»»
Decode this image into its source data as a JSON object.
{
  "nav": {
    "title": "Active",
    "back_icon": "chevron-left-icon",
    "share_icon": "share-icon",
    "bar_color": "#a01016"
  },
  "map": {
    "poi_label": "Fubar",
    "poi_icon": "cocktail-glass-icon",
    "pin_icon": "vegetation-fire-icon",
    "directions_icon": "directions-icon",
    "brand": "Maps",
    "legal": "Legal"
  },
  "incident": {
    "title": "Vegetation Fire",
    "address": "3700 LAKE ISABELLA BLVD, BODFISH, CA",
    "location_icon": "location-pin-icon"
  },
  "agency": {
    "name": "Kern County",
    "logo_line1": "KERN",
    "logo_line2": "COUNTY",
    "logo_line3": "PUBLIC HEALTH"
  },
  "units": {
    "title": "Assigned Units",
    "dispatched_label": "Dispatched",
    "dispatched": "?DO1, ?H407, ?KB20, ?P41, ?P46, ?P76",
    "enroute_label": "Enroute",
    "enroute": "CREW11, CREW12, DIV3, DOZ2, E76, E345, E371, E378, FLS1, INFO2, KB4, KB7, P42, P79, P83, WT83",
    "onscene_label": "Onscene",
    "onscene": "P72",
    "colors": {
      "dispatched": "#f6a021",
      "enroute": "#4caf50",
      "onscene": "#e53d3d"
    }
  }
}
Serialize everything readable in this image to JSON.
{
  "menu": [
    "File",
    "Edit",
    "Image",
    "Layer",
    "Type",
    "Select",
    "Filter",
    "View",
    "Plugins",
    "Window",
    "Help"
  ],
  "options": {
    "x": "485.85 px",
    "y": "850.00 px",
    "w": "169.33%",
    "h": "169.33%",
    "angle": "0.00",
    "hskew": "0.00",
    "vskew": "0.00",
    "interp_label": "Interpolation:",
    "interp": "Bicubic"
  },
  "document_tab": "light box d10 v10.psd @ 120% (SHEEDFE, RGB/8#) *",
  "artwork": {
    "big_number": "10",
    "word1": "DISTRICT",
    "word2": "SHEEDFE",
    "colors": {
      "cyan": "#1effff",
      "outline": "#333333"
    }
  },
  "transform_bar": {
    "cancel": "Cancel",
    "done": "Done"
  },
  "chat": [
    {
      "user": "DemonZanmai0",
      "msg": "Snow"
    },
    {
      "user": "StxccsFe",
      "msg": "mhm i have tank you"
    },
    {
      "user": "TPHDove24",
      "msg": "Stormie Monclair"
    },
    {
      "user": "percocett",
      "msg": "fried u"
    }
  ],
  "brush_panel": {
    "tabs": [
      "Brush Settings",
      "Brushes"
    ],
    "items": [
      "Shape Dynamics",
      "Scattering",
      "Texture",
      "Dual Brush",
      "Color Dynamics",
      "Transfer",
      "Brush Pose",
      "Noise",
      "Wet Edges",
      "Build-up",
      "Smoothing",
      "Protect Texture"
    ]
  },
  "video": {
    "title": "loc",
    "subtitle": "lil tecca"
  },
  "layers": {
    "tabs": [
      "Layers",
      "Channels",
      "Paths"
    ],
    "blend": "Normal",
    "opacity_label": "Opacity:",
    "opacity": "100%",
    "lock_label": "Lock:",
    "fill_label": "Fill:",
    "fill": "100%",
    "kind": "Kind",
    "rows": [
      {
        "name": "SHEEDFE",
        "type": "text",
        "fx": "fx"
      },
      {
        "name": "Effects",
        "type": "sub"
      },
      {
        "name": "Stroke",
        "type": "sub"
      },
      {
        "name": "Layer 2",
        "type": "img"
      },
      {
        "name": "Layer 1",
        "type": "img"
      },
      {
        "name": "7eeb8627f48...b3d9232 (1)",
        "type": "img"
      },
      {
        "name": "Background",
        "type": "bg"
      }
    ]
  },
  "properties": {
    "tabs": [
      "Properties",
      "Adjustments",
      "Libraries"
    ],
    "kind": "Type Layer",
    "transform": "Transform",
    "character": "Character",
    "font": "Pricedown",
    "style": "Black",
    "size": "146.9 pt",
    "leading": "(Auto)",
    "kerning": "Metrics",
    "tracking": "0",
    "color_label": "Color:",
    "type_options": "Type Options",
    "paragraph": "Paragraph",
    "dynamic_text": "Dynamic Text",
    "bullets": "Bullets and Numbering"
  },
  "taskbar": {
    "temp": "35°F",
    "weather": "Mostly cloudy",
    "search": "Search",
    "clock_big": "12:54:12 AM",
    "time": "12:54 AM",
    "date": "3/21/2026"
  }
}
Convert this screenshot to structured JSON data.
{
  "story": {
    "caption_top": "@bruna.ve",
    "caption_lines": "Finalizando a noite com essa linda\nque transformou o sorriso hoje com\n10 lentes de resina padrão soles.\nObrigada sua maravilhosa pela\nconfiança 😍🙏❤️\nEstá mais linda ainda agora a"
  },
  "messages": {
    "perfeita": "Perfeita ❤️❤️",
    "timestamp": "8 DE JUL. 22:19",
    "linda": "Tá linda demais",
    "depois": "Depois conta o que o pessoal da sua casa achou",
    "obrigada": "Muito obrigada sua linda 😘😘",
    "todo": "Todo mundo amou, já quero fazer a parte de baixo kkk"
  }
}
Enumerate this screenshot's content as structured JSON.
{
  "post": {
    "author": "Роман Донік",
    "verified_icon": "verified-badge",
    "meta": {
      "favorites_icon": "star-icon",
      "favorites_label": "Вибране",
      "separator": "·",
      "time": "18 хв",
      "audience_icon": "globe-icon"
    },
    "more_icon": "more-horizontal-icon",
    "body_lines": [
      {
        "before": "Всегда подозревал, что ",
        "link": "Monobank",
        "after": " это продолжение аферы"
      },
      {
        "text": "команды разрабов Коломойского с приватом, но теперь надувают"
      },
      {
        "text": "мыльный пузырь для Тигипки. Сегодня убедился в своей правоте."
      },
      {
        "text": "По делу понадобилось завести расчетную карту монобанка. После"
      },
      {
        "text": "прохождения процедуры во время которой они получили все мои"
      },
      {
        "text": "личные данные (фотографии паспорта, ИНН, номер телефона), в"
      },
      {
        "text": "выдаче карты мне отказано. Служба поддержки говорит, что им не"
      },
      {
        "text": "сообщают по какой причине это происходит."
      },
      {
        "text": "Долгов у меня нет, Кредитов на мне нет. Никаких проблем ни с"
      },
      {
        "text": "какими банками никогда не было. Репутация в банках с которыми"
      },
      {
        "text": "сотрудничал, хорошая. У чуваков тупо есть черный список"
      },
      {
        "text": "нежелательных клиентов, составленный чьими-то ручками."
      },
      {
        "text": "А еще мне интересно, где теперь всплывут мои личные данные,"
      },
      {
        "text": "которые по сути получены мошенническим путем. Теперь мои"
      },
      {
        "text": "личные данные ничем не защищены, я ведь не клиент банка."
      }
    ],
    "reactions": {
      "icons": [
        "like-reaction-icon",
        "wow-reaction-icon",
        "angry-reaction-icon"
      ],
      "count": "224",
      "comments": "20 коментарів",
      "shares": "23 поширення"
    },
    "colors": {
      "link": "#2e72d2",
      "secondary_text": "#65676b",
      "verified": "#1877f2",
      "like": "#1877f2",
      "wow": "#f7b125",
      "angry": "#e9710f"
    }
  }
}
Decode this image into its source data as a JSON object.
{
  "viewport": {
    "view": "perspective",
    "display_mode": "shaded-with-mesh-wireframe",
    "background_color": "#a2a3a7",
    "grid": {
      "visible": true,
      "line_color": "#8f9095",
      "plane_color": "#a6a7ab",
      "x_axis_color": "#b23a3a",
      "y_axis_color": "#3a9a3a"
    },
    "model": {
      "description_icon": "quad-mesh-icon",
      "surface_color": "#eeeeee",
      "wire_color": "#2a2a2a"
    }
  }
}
««
* [Written instruction] Transcribe the material above word for word.

* [Expected answer]
Decode this image into its source data as a JSON object.
{
  "nav": {
    "title": "Active",
    "back_icon": "chevron-left-icon",
    "share_icon": "share-icon",
    "bar_color": "#a01016"
  },
  "map": {
    "poi_label": "Fubar",
    "poi_icon": "cocktail-glass-icon",
    "pin_icon": "vegetation-fire-icon",
    "directions_icon": "directions-icon",
    "brand": "Maps",
    "legal": "Legal"
  },
  "incident": {
    "title": "Vegetation Fire",
    "address": "3700 LAKE ISABELLA BLVD, BODFISH, CA",
    "location_icon": "location-pin-icon"
  },
  "agency": {
    "name": "Kern County",
    "logo_line1": "KERN",
    "logo_line2": "COUNTY",
    "logo_line3": "PUBLIC HEALTH"
  },
  "units": {
    "title": "Assigned Units",
    "dispatched_label": "Dispatched",
    "dispatched": "?DO1, ?H407, ?KB20, ?P41, ?P46, ?P76",
    "enroute_label": "Enroute",
    "enroute": "CREW11, CREW12, DIV3, DOZ2, E76, E345, E371, E378, FLS1, INFO2, KB4, KB7, P42, P79, P83, WT83",
    "onscene_label": "Onscene",
    "onscene": "P72",
    "colors": {
      "dispatched": "#f6a021",
      "enroute": "#4caf50",
      "onscene": "#e53d3d"
    }
  }
}
Serialize everything readable in this image to JSON.
{
  "menu": [
    "File",
    "Edit",
    "Image",
    "Layer",
    "Type",
    "Select",
    "Filter",
    "View",
    "Plugins",
    "Window",
    "Help"
  ],
  "options": {
    "x": "485.85 px",
    "y": "850.00 px",
    "w": "169.33%",
    "h": "169.33%",
    "angle": "0.00",
    "hskew": "0.00",
    "vskew": "0.00",
    "interp_label": "Interpolation:",
    "interp": "Bicubic"
  },
  "document_tab": "light box d10 v10.psd @ 120% (SHEEDFE, RGB/8#) *",
  "artwork": {
    "big_number": "10",
    "word1": "DISTRICT",
    "word2": "SHEEDFE",
    "colors": {
      "cyan": "#1effff",
      "outline": "#333333"
    }
  },
  "transform_bar": {
    "cancel": "Cancel",
    "done": "Done"
  },
  "chat": [
    {
      "user": "DemonZanmai0",
      "msg": "Snow"
    },
    {
      "user": "StxccsFe",
      "msg": "mhm i have tank you"
    },
    {
      "user": "TPHDove24",
      "msg": "Stormie Monclair"
    },
    {
      "user": "percocett",
      "msg": "fried u"
    }
  ],
  "brush_panel": {
    "tabs": [
      "Brush Settings",
      "Brushes"
    ],
    "items": [
      "Shape Dynamics",
      "Scattering",
      "Texture",
      "Dual Brush",
      "Color Dynamics",
      "Transfer",
      "Brush Pose",
      "Noise",
      "Wet Edges",
      "Build-up",
      "Smoothing",
      "Protect Texture"
    ]
  },
  "video": {
    "title": "loc",
    "subtitle": "lil tecca"
  },
  "layers": {
    "tabs": [
      "Layers",
      "Channels",
      "Paths"
    ],
    "blend": "Normal",
    "opacity_label": "Opacity:",
    "opacity": "100%",
    "lock_label": "Lock:",
    "fill_label": "Fill:",
    "fill": "100%",
    "kind": "Kind",
    "rows": [
      {
        "name": "SHEEDFE",
        "type": "text",
        "fx": "fx"
      },
      {
        "name": "Effects",
        "type": "sub"
      },
      {
        "name": "Stroke",
        "type": "sub"
      },
      {
        "name": "Layer 2",
        "type": "img"
      },
      {
        "name": "Layer 1",
        "type": "img"
      },
      {
        "name": "7eeb8627f48...b3d9232 (1)",
        "type": "img"
      },
      {
        "name": "Background",
        "type": "bg"
      }
    ]
  },
  "properties": {
    "tabs": [
      "Properties",
      "Adjustments",
      "Libraries"
    ],
    "kind": "Type Layer",
    "transform": "Transform",
    "character": "Character",
    "font": "Pricedown",
    "style": "Black",
    "size": "146.9 pt",
    "leading": "(Auto)",
    "kerning": "Metrics",
    "tracking": "0",
    "color_label": "Color:",
    "type_options": "Type Options",
    "paragraph": "Paragraph",
    "dynamic_text": "Dynamic Text",
    "bullets": "Bullets and Numbering"
  },
  "taskbar": {
    "temp": "35°F",
    "weather": "Mostly cloudy",
    "search": "Search",
    "clock_big": "12:54:12 AM",
    "time": "12:54 AM",
    "date": "3/21/2026"
  }
}
Convert this screenshot to structured JSON data.
{
  "story": {
    "caption_top": "@bruna.ve",
    "caption_lines": "Finalizando a noite com essa linda\nque transformou o sorriso hoje com\n10 lentes de resina padrão soles.\nObrigada sua maravilhosa pela\nconfiança 😍🙏❤️\nEstá mais linda ainda agora a"
  },
  "messages": {
    "perfeita": "Perfeita ❤️❤️",
    "timestamp": "8 DE JUL. 22:19",
    "linda": "Tá linda demais",
    "depois": "Depois conta o que o pessoal da sua casa achou",
    "obrigada": "Muito obrigada sua linda 😘😘",
    "todo": "Todo mundo amou, já quero fazer a parte de baixo kkk"
  }
}
Enumerate this screenshot's content as structured JSON.
{
  "post": {
    "author": "Роман Донік",
    "verified_icon": "verified-badge",
    "meta": {
      "favorites_icon": "star-icon",
      "favorites_label": "Вибране",
      "separator": "·",
      "time": "18 хв",
      "audience_icon": "globe-icon"
    },
    "more_icon": "more-horizontal-icon",
    "body_lines": [
      {
        "before": "Всегда подозревал, что ",
        "link": "Monobank",
        "after": " это продолжение аферы"
      },
      {
        "text": "команды разрабов Коломойского с приватом, но теперь надувают"
      },
      {
        "text": "мыльный пузырь для Тигипки. Сегодня убедился в своей правоте."
      },
      {
        "text": "По делу понадобилось завести расчетную карту монобанка. После"
      },
      {
        "text": "прохождения процедуры во время которой они получили все мои"
      },
      {
        "text": "личные данные (фотографии паспорта, ИНН, номер телефона), в"
      },
      {
        "text": "выдаче карты мне отказано. Служба поддержки говорит, что им не"
      },
      {
        "text": "сообщают по какой причине это происходит."
      },
      {
        "text": "Долгов у меня нет, Кредитов на мне нет. Никаких проблем ни с"
      },
      {
        "text": "какими банками никогда не было. Репутация в банках с которыми"
      },
      {
        "text": "сотрудничал, хорошая. У чуваков тупо есть черный список"
      },
      {
        "text": "нежелательных клиентов, составленный чьими-то ручками."
      },
      {
        "text": "А еще мне интересно, где теперь всплывут мои личные данные,"
      },
      {
        "text": "которые по сути получены мошенническим путем. Теперь мои"
      },
      {
        "text": "личные данные ничем не защищены, я ведь не клиент банка."
      }
    ],
    "reactions": {
      "icons": [
        "like-reaction-icon",
        "wow-reaction-icon",
        "angry-reaction-icon"
      ],
      "count": "224",
      "comments": "20 коментарів",
      "shares": "23 поширення"
    },
    "colors": {
      "link": "#2e72d2",
      "secondary_text": "#65676b",
      "verified": "#1877f2",
      "like": "#1877f2",
      "wow": "#f7b125",
      "angry": "#e9710f"
    }
  }
}
Decode this image into its source data as a JSON object.
{
  "viewport": {
    "view": "perspective",
    "display_mode": "shaded-with-mesh-wireframe",
    "background_color": "#a2a3a7",
    "grid": {
      "visible": true,
      "line_color": "#8f9095",
      "plane_color": "#a6a7ab",
      "x_axis_color": "#b23a3a",
      "y_axis_color": "#3a9a3a"
    },
    "model": {
      "description_icon": "quad-mesh-icon",
      "surface_color": "#eeeeee",
      "wire_color": "#2a2a2a"
    }
  }
}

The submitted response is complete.